What you have to do -> Each line of the material must be returned exactly.

Records contained in a dataset:
-------

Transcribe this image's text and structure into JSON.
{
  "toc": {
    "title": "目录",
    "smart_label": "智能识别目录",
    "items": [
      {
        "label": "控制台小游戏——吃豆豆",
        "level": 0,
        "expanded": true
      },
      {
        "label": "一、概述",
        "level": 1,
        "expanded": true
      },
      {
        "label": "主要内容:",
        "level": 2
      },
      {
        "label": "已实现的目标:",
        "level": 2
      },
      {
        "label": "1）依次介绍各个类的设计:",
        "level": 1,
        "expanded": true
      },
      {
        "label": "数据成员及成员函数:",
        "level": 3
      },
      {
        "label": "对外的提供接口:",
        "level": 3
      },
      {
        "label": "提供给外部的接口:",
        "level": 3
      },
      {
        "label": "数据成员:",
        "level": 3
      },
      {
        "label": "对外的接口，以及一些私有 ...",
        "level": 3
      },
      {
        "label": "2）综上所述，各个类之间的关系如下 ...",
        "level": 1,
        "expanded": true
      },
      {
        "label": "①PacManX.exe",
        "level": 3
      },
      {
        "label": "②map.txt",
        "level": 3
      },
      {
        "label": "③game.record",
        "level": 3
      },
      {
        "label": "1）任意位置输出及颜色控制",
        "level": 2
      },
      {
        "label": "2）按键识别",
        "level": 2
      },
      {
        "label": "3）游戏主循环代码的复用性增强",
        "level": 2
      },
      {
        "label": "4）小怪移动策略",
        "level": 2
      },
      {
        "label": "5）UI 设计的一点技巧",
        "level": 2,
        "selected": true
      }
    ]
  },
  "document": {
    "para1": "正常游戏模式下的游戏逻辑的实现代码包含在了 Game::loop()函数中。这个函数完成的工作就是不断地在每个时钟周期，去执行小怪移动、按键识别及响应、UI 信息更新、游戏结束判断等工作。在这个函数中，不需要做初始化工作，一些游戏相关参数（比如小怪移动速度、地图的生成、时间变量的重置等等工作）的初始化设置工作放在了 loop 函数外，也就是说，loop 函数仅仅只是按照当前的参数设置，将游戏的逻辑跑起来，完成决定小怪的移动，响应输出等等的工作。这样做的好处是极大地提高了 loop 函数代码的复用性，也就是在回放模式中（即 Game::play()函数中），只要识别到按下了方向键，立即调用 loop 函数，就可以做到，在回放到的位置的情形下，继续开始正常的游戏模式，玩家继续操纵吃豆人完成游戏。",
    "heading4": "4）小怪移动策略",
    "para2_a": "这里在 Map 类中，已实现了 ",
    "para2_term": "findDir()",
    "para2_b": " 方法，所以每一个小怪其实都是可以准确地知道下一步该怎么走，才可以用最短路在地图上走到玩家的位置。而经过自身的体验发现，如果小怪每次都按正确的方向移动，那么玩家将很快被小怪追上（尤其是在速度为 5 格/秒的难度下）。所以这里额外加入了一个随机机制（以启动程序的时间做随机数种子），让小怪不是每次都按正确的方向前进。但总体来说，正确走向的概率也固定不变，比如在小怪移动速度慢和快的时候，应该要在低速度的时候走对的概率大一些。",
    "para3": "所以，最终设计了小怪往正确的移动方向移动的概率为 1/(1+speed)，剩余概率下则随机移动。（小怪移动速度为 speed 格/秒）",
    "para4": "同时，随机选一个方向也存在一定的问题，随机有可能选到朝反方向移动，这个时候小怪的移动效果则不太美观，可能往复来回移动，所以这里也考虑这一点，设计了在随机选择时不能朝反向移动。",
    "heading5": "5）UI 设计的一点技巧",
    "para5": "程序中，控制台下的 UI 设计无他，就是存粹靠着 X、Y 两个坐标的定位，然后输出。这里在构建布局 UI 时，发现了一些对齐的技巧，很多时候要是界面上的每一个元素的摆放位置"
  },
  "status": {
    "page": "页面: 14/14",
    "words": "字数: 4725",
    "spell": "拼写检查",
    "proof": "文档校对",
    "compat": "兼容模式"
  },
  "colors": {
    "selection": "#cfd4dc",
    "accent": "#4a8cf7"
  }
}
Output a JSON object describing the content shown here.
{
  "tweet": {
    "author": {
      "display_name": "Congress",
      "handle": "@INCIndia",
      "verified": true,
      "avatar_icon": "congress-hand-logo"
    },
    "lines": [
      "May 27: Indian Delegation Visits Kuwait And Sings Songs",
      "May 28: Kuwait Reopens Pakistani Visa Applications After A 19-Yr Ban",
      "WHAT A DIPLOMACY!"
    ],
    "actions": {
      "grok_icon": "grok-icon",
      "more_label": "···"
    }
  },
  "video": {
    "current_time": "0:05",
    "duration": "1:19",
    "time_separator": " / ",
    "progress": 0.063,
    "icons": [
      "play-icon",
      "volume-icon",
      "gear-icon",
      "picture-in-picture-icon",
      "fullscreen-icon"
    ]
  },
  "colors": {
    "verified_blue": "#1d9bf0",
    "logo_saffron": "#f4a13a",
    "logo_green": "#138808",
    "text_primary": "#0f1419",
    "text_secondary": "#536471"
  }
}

-------

Problem solution ->
Transcribe this image's text and structure into JSON.
{
  "toc": {
    "title": "目录",
    "smart_label": "智能识别目录",
    "items": [
      {
        "label": "控制台小游戏——吃豆豆",
        "level": 0,
        "expanded": true
      },
      {
        "label": "一、概述",
        "level": 1,
        "expanded": true
      },
      {
        "label": "主要内容:",
        "level": 2
      },
      {
        "label": "已实现的目标:",
        "level": 2
      },
      {
        "label": "1）依次介绍各个类的设计:",
        "level": 1,
        "expanded": true
      },
      {
        "label": "数据成员及成员函数:",
        "level": 3
      },
      {
        "label": "对外的提供接口:",
        "level": 3
      },
      {
        "label": "提供给外部的接口:",
        "level": 3
      },
      {
        "label": "数据成员:",
        "level": 3
      },
      {
        "label": "对外的接口，以及一些私有 ...",
        "level": 3
      },
      {
        "label": "2）综上所述，各个类之间的关系如下 ...",
        "level": 1,
        "expanded": true
      },
      {
        "label": "①PacManX.exe",
        "level": 3
      },
      {
        "label": "②map.txt",
        "level": 3
      },
      {
        "label": "③game.record",
        "level": 3
      },
      {
        "label": "1）任意位置输出及颜色控制",
        "level": 2
      },
      {
        "label": "2）按键识别",
        "level": 2
      },
      {
        "label": "3）游戏主循环代码的复用性增强",
        "level": 2
      },
      {
        "label": "4）小怪移动策略",
        "level": 2
      },
      {
        "label": "5）UI 设计的一点技巧",
        "level": 2,
        "selected": true
      }
    ]
  },
  "document": {
    "para1": "正常游戏模式下的游戏逻辑的实现代码包含在了 Game::loop()函数中。这个函数完成的工作就是不断地在每个时钟周期，去执行小怪移动、按键识别及响应、UI 信息更新、游戏结束判断等工作。在这个函数中，不需要做初始化工作，一些游戏相关参数（比如小怪移动速度、地图的生成、时间变量的重置等等工作）的初始化设置工作放在了 loop 函数外，也就是说，loop 函数仅仅只是按照当前的参数设置，将游戏的逻辑跑起来，完成决定小怪的移动，响应输出等等的工作。这样做的好处是极大地提高了 loop 函数代码的复用性，也就是在回放模式中（即 Game::play()函数中），只要识别到按下了方向键，立即调用 loop 函数，就可以做到，在回放到的位置的情形下，继续开始正常的游戏模式，玩家继续操纵吃豆人完成游戏。",
    "heading4": "4）小怪移动策略",
    "para2_a": "这里在 Map 类中，已实现了 ",
    "para2_term": "findDir()",
    "para2_b": " 方法，所以每一个小怪其实都是可以准确地知道下一步该怎么走，才可以用最短路在地图上走到玩家的位置。而经过自身的体验发现，如果小怪每次都按正确的方向移动，那么玩家将很快被小怪追上（尤其是在速度为 5 格/秒的难度下）。所以这里额外加入了一个随机机制（以启动程序的时间做随机数种子），让小怪不是每次都按正确的方向前进。但总体来说，正确走向的概率也固定不变，比如在小怪移动速度慢和快的时候，应该要在低速度的时候走对的概率大一些。",
    "para3": "所以，最终设计了小怪往正确的移动方向移动的概率为 1/(1+speed)，剩余概率下则随机移动。（小怪移动速度为 speed 格/秒）",
    "para4": "同时，随机选一个方向也存在一定的问题，随机有可能选到朝反方向移动，这个时候小怪的移动效果则不太美观，可能往复来回移动，所以这里也考虑这一点，设计了在随机选择时不能朝反向移动。",
    "heading5": "5）UI 设计的一点技巧",
    "para5": "程序中，控制台下的 UI 设计无他，就是存粹靠着 X、Y 两个坐标的定位，然后输出。这里在构建布局 UI 时，发现了一些对齐的技巧，很多时候要是界面上的每一个元素的摆放位置"
  },
  "status": {
    "page": "页面: 14/14",
    "words": "字数: 4725",
    "spell": "拼写检查",
    "proof": "文档校对",
    "compat": "兼容模式"
  },
  "colors": {
    "selection": "#cfd4dc",
    "accent": "#4a8cf7"
  }
}
Output a JSON object describing the content shown here.
{
  "tweet": {
    "author": {
      "display_name": "Congress",
      "handle": "@INCIndia",
      "verified": true,
      "avatar_icon": "congress-hand-logo"
    },
    "lines": [
      "May 27: Indian Delegation Visits Kuwait And Sings Songs",
      "May 28: Kuwait Reopens Pakistani Visa Applications After A 19-Yr Ban",
      "WHAT A DIPLOMACY!"
    ],
    "actions": {
      "grok_icon": "grok-icon",
      "more_label": "···"
    }
  },
  "video": {
    "current_time": "0:05",
    "duration": "1:19",
    "time_separator": " / ",
    "progress": 0.063,
    "icons": [
      "play-icon",
      "volume-icon",
      "gear-icon",
      "picture-in-picture-icon",
      "fullscreen-icon"
    ]
  },
  "colors": {
    "verified_blue": "#1d9bf0",
    "logo_saffron": "#f4a13a",
    "logo_green": "#138808",
    "text_primary": "#0f1419",
    "text_secondary": "#536471"
  }
}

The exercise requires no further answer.